## GOAL
Reproduce the complete listing without any deviation.
>> Start RECORDS FOR THIS EXERCISE
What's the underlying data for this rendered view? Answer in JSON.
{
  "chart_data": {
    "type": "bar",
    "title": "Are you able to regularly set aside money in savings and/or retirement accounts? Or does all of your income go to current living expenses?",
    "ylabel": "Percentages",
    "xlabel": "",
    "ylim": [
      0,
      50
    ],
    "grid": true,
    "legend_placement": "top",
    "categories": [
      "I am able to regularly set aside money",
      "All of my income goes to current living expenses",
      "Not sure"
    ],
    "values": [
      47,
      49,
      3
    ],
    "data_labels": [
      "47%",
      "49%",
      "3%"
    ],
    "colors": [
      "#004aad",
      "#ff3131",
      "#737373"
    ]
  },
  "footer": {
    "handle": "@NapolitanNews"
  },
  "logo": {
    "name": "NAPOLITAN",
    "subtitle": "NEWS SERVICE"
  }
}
>> End RECORDS FOR THIS EXERCISE
## TASK RESPONSE
What's the underlying data for this rendered view? Answer in JSON.
{
  "chart_data": {
    "type": "bar",
    "title": "Are you able to regularly set aside money in savings and/or retirement accounts? Or does all of your income go to current living expenses?",
    "ylabel": "Percentages",
    "xlabel": "",
    "ylim": [
      0,
      50
    ],
    "grid": true,
    "legend_placement": "top",
    "categories": [
      "I am able to regularly set aside money",
      "All of my income goes to current living expenses",
      "Not sure"
    ],
    "values": [
      47,
      49,
      3
    ],
    "data_labels": [
      "47%",
      "49%",
      "3%"
    ],
    "colors": [
      "#004aad",
      "#ff3131",
      "#737373"
    ]
  },
  "footer": {
    "handle": "@NapolitanNews"
  },
  "logo": {
    "name": "NAPOLITAN",
    "subtitle": "NEWS SERVICE"
  }
}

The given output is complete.